**Written problem**
Only lines with the string "MSLP" matter here; gather them from the material below.

*** Material provided

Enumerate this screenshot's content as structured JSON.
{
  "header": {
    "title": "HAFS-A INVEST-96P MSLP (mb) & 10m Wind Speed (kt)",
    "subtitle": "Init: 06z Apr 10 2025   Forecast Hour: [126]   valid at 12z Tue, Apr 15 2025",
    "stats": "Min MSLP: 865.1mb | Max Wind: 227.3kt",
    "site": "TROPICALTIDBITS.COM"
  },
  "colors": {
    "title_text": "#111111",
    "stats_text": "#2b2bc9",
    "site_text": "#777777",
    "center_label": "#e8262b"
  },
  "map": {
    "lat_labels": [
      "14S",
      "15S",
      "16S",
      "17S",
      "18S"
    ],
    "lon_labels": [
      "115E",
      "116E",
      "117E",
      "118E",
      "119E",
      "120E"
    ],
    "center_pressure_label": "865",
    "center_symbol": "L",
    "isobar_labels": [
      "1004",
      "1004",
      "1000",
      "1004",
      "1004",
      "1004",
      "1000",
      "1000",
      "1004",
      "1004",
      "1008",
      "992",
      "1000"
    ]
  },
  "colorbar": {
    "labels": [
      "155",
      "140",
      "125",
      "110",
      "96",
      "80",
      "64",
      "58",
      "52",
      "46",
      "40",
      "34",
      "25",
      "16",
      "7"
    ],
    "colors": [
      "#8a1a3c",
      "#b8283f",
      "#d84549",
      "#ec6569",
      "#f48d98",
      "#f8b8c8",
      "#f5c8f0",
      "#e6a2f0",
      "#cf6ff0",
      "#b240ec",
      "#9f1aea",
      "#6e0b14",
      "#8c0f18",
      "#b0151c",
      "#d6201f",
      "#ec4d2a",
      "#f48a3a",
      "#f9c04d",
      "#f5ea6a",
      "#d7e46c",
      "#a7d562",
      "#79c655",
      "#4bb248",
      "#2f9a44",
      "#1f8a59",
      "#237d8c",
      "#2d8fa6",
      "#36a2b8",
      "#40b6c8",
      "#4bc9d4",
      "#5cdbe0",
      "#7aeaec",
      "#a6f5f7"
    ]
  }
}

******

**Expected answer**
    "title": "HAFS-A INVEST-96P MSLP (mb) & 10m Wind Speed (kt)",
    "stats": "Min MSLP: 865.1mb | Max Wind: 227.3kt",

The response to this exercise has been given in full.